▶ Task brief: Output every entry exactly as written, but omit the pictures.

+ + + + + + +

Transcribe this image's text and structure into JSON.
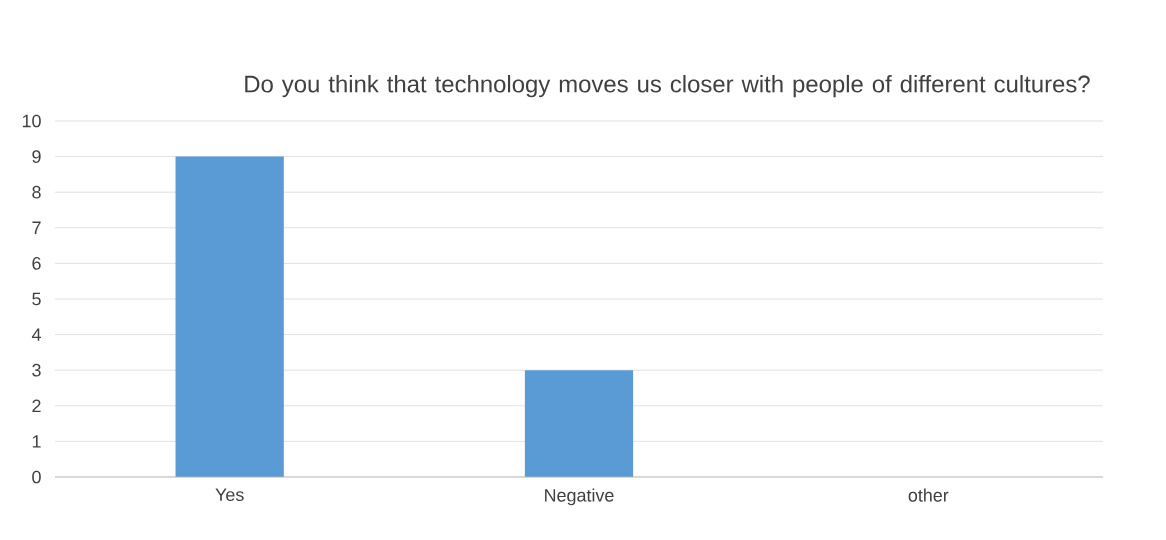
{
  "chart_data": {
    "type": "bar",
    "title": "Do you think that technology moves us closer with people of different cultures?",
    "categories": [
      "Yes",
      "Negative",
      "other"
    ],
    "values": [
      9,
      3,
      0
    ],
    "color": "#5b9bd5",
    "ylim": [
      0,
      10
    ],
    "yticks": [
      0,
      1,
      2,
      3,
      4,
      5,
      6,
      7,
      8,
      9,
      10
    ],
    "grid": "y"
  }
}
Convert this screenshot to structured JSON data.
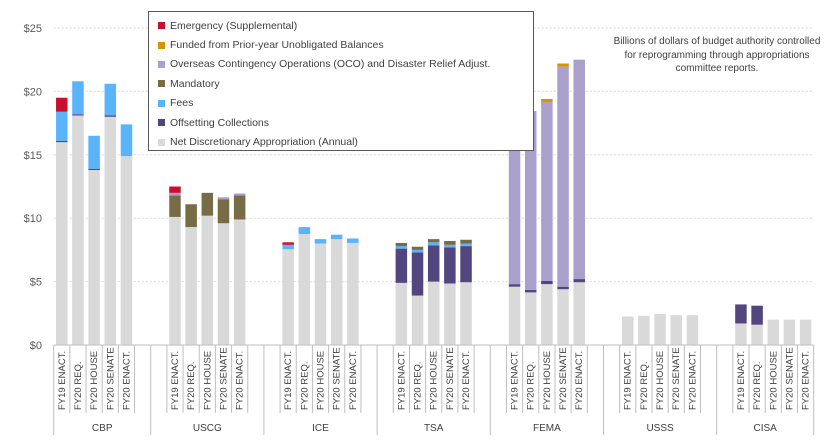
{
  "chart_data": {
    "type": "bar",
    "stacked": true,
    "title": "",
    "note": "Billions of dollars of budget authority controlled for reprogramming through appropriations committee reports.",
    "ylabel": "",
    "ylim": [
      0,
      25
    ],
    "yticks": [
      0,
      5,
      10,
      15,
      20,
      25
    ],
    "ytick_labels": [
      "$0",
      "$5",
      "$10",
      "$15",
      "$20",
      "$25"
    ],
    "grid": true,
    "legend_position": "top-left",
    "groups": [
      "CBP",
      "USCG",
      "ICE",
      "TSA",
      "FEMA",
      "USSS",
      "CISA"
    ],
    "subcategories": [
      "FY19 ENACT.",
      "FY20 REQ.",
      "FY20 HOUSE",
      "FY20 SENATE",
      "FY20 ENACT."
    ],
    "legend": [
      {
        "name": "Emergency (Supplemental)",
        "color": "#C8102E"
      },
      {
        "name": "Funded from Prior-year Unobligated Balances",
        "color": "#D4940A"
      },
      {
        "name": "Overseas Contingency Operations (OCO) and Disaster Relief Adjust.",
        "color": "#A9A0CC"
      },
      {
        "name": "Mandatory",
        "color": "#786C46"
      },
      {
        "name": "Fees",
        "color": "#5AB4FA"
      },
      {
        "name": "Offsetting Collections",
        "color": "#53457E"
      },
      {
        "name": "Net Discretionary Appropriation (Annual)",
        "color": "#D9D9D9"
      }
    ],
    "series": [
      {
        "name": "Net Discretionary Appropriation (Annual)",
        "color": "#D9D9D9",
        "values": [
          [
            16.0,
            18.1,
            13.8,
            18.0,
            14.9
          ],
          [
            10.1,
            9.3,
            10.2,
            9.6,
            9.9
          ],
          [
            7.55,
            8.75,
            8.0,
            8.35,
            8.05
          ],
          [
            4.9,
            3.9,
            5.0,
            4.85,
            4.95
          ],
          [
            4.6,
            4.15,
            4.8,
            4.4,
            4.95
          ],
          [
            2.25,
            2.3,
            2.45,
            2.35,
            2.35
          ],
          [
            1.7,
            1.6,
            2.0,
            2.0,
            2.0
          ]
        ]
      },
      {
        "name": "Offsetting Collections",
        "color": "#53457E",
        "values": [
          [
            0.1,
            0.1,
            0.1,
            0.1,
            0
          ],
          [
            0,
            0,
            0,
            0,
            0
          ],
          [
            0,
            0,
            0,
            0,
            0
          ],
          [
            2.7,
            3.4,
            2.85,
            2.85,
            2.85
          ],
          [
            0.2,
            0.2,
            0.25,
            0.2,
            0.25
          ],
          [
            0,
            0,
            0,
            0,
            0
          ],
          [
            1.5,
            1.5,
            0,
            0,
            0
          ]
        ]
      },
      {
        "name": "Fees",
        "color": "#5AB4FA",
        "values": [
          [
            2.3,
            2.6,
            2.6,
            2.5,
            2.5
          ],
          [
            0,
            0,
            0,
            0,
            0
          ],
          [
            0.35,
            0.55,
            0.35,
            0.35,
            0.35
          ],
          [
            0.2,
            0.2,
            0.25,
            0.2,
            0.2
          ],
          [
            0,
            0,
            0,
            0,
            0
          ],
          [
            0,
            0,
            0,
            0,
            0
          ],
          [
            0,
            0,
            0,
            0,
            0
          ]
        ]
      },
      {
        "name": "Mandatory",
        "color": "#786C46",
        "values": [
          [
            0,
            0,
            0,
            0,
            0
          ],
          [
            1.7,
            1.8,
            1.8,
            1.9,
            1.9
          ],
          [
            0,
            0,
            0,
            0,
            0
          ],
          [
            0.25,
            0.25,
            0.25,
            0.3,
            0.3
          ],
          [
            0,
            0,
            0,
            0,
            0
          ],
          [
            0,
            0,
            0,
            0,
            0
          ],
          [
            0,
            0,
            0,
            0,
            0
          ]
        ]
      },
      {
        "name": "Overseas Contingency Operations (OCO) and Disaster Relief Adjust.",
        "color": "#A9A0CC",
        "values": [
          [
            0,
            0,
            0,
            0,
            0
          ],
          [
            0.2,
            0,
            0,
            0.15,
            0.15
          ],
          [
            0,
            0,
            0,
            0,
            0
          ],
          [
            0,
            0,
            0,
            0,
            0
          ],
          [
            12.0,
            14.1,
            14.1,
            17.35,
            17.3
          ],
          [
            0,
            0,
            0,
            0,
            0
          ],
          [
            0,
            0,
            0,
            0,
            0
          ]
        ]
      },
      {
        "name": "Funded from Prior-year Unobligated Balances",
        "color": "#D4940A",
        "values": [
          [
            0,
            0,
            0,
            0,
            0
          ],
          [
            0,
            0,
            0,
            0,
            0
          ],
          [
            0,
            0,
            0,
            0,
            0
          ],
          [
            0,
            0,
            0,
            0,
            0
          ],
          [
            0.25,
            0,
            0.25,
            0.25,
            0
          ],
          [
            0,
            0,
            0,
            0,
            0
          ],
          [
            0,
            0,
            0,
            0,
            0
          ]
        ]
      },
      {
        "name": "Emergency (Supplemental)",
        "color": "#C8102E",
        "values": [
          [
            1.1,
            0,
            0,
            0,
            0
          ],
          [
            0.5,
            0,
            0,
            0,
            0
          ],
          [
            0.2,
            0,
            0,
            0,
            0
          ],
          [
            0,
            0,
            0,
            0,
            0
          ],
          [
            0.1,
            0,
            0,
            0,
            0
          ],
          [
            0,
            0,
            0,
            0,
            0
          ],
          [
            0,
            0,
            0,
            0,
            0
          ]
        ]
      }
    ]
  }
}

+ + + + + + +

▶ Correct result:
Transcribe this image's text and structure into JSON.
{
  "chart_data": {
    "type": "bar",
    "title": "Do you think that technology moves us closer with people of different cultures?",
    "categories": [
      "Yes",
      "Negative",
      "other"
    ],
    "values": [
      9,
      3,
      0
    ],
    "color": "#5b9bd5",
    "ylim": [
      0,
      10
    ],
    "yticks": [
      0,
      1,
      2,
      3,
      4,
      5,
      6,
      7,
      8,
      9,
      10
    ],
    "grid": "y"
  }
}
Convert this screenshot to structured JSON data.
{
  "chart_data": {
    "type": "bar",
    "stacked": true,
    "title": "",
    "note": "Billions of dollars of budget authority controlled for reprogramming through appropriations committee reports.",
    "ylabel": "",
    "ylim": [
      0,
      25
    ],
    "yticks": [
      0,
      5,
      10,
      15,
      20,
      25
    ],
    "ytick_labels": [
      "$0",
      "$5",
      "$10",
      "$15",
      "$20",
      "$25"
    ],
    "grid": true,
    "legend_position": "top-left",
    "groups": [
      "CBP",
      "USCG",
      "ICE",
      "TSA",
      "FEMA",
      "USSS",
      "CISA"
    ],
    "subcategories": [
      "FY19 ENACT.",
      "FY20 REQ.",
      "FY20 HOUSE",
      "FY20 SENATE",
      "FY20 ENACT."
    ],
    "legend": [
      {
        "name": "Emergency (Supplemental)",
        "color": "#C8102E"
      },
      {
        "name": "Funded from Prior-year Unobligated Balances",
        "color": "#D4940A"
      },
      {
        "name": "Overseas Contingency Operations (OCO) and Disaster Relief Adjust.",
        "color": "#A9A0CC"
      },
      {
        "name": "Mandatory",
        "color": "#786C46"
      },
      {
        "name": "Fees",
        "color": "#5AB4FA"
      },
      {
        "name": "Offsetting Collections",
        "color": "#53457E"
      },
      {
        "name": "Net Discretionary Appropriation (Annual)",
        "color": "#D9D9D9"
      }
    ],
    "series": [
      {
        "name": "Net Discretionary Appropriation (Annual)",
        "color": "#D9D9D9",
        "values": [
          [
            16.0,
            18.1,
            13.8,
            18.0,
            14.9
          ],
          [
            10.1,
            9.3,
            10.2,
            9.6,
            9.9
          ],
          [
            7.55,
            8.75,
            8.0,
            8.35,
            8.05
          ],
          [
            4.9,
            3.9,
            5.0,
            4.85,
            4.95
          ],
          [
            4.6,
            4.15,
            4.8,
            4.4,
            4.95
          ],
          [
            2.25,
            2.3,
            2.45,
            2.35,
            2.35
          ],
          [
            1.7,
            1.6,
            2.0,
            2.0,
            2.0
          ]
        ]
      },
      {
        "name": "Offsetting Collections",
        "color": "#53457E",
        "values": [
          [
            0.1,
            0.1,
            0.1,
            0.1,
            0
          ],
          [
            0,
            0,
            0,
            0,
            0
          ],
          [
            0,
            0,
            0,
            0,
            0
          ],
          [
            2.7,
            3.4,
            2.85,
            2.85,
            2.85
          ],
          [
            0.2,
            0.2,
            0.25,
            0.2,
            0.25
          ],
          [
            0,
            0,
            0,
            0,
            0
          ],
          [
            1.5,
            1.5,
            0,
            0,
            0
          ]
        ]
      },
      {
        "name": "Fees",
        "color": "#5AB4FA",
        "values": [
          [
            2.3,
            2.6,
            2.6,
            2.5,
            2.5
          ],
          [
            0,
            0,
            0,
            0,
            0
          ],
          [
            0.35,
            0.55,
            0.35,
            0.35,
            0.35
          ],
          [
            0.2,
            0.2,
            0.25,
            0.2,
            0.2
          ],
          [
            0,
            0,
            0,
            0,
            0
          ],
          [
            0,
            0,
            0,
            0,
            0
          ],
          [
            0,
            0,
            0,
            0,
            0
          ]
        ]
      },
      {
        "name": "Mandatory",
        "color": "#786C46",
        "values": [
          [
            0,
            0,
            0,
            0,
            0
          ],
          [
            1.7,
            1.8,
            1.8,
            1.9,
            1.9
          ],
          [
            0,
            0,
            0,
            0,
            0
          ],
          [
            0.25,
            0.25,
            0.25,
            0.3,
            0.3
          ],
          [
            0,
            0,
            0,
            0,
            0
          ],
          [
            0,
            0,
            0,
            0,
            0
          ],
          [
            0,
            0,
            0,
            0,
            0
          ]
        ]
      },
      {
        "name": "Overseas Contingency Operations (OCO) and Disaster Relief Adjust.",
        "color": "#A9A0CC",
        "values": [
          [
            0,
            0,
            0,
            0,
            0
          ],
          [
            0.2,
            0,
            0,
            0.15,
            0.15
          ],
          [
            0,
            0,
            0,
            0,
            0
          ],
          [
            0,
            0,
            0,
            0,
            0
          ],
          [
            12.0,
            14.1,
            14.1,
            17.35,
            17.3
          ],
          [
            0,
            0,
            0,
            0,
            0
          ],
          [
            0,
            0,
            0,
            0,
            0
          ]
        ]
      },
      {
        "name": "Funded from Prior-year Unobligated Balances",
        "color": "#D4940A",
        "values": [
          [
            0,
            0,
            0,
            0,
            0
          ],
          [
            0,
            0,
            0,
            0,
            0
          ],
          [
            0,
            0,
            0,
            0,
            0
          ],
          [
            0,
            0,
            0,
            0,
            0
          ],
          [
            0.25,
            0,
            0.25,
            0.25,
            0
          ],
          [
            0,
            0,
            0,
            0,
            0
          ],
          [
            0,
            0,
            0,
            0,
            0
          ]
        ]
      },
      {
        "name": "Emergency (Supplemental)",
        "color": "#C8102E",
        "values": [
          [
            1.1,
            0,
            0,
            0,
            0
          ],
          [
            0.5,
            0,
            0,
            0,
            0
          ],
          [
            0.2,
            0,
            0,
            0,
            0
          ],
          [
            0,
            0,
            0,
            0,
            0
          ],
          [
            0.1,
            0,
            0,
            0,
            0
          ],
          [
            0,
            0,
            0,
            0,
            0
          ],
          [
            0,
            0,
            0,
            0,
            0
          ]
        ]
      }
    ]
  }
}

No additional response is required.